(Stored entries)
════════════════════

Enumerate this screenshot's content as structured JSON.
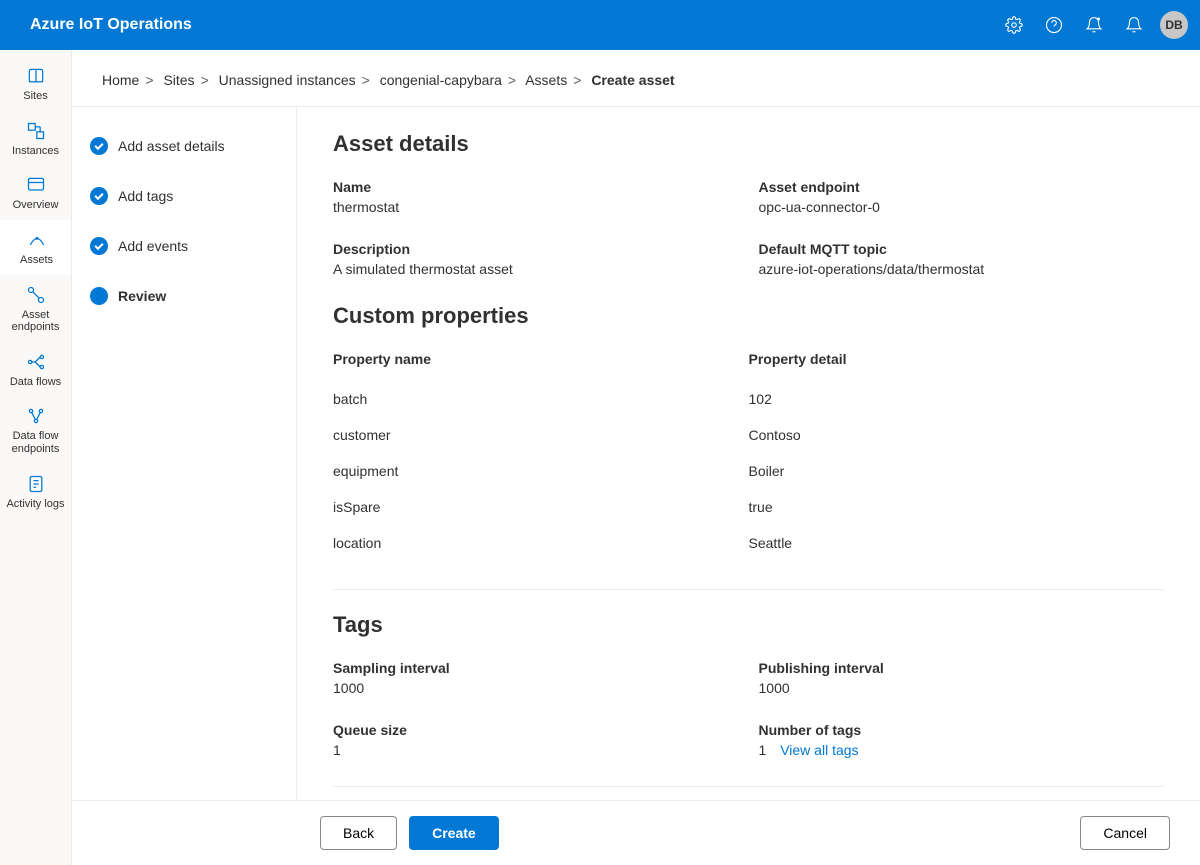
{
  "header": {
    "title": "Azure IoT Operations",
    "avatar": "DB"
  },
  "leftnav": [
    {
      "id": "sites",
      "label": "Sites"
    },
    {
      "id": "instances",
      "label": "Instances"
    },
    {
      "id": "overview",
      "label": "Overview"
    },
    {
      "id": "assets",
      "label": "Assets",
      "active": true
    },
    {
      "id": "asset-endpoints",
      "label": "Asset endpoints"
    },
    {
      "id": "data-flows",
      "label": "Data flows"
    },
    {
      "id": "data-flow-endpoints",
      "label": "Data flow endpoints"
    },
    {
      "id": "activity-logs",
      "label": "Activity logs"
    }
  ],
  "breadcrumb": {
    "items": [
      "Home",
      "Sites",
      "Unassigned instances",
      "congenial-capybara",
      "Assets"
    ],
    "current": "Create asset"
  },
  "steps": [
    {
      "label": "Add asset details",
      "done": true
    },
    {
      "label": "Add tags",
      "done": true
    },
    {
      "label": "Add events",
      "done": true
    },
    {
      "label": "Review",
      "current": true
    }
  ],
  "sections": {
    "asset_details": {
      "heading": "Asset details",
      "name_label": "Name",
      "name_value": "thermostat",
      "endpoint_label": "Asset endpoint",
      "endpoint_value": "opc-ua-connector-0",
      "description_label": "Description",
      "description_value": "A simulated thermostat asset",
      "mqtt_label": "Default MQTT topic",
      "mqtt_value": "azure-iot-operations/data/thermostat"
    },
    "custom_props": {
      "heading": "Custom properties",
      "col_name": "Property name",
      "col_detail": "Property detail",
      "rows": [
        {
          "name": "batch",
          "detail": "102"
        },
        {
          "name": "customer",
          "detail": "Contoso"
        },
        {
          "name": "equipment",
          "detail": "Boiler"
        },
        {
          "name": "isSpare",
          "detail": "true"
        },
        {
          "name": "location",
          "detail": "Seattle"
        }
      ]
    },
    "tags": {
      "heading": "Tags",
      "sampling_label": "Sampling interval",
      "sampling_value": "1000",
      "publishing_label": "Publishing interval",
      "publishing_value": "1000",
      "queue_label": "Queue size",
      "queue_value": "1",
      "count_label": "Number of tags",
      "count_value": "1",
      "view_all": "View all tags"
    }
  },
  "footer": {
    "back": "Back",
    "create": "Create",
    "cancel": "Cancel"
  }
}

════════════════════

*DO THIS:*
Repeat the material above word for word, please, apart from its images.

*TASK ANSWER:*
Enumerate this screenshot's content as structured JSON.
{
  "header": {
    "title": "Azure IoT Operations",
    "avatar": "DB"
  },
  "leftnav": [
    {
      "id": "sites",
      "label": "Sites"
    },
    {
      "id": "instances",
      "label": "Instances"
    },
    {
      "id": "overview",
      "label": "Overview"
    },
    {
      "id": "assets",
      "label": "Assets",
      "active": true
    },
    {
      "id": "asset-endpoints",
      "label": "Asset endpoints"
    },
    {
      "id": "data-flows",
      "label": "Data flows"
    },
    {
      "id": "data-flow-endpoints",
      "label": "Data flow endpoints"
    },
    {
      "id": "activity-logs",
      "label": "Activity logs"
    }
  ],
  "breadcrumb": {
    "items": [
      "Home",
      "Sites",
      "Unassigned instances",
      "congenial-capybara",
      "Assets"
    ],
    "current": "Create asset"
  },
  "steps": [
    {
      "label": "Add asset details",
      "done": true
    },
    {
      "label": "Add tags",
      "done": true
    },
    {
      "label": "Add events",
      "done": true
    },
    {
      "label": "Review",
      "current": true
    }
  ],
  "sections": {
    "asset_details": {
      "heading": "Asset details",
      "name_label": "Name",
      "name_value": "thermostat",
      "endpoint_label": "Asset endpoint",
      "endpoint_value": "opc-ua-connector-0",
      "description_label": "Description",
      "description_value": "A simulated thermostat asset",
      "mqtt_label": "Default MQTT topic",
      "mqtt_value": "azure-iot-operations/data/thermostat"
    },
    "custom_props": {
      "heading": "Custom properties",
      "col_name": "Property name",
      "col_detail": "Property detail",
      "rows": [
        {
          "name": "batch",
          "detail": "102"
        },
        {
          "name": "customer",
          "detail": "Contoso"
        },
        {
          "name": "equipment",
          "detail": "Boiler"
        },
        {
          "name": "isSpare",
          "detail": "true"
        },
        {
          "name": "location",
          "detail": "Seattle"
        }
      ]
    },
    "tags": {
      "heading": "Tags",
      "sampling_label": "Sampling interval",
      "sampling_value": "1000",
      "publishing_label": "Publishing interval",
      "publishing_value": "1000",
      "queue_label": "Queue size",
      "queue_value": "1",
      "count_label": "Number of tags",
      "count_value": "1",
      "view_all": "View all tags"
    }
  },
  "footer": {
    "back": "Back",
    "create": "Create",
    "cancel": "Cancel"
  }
}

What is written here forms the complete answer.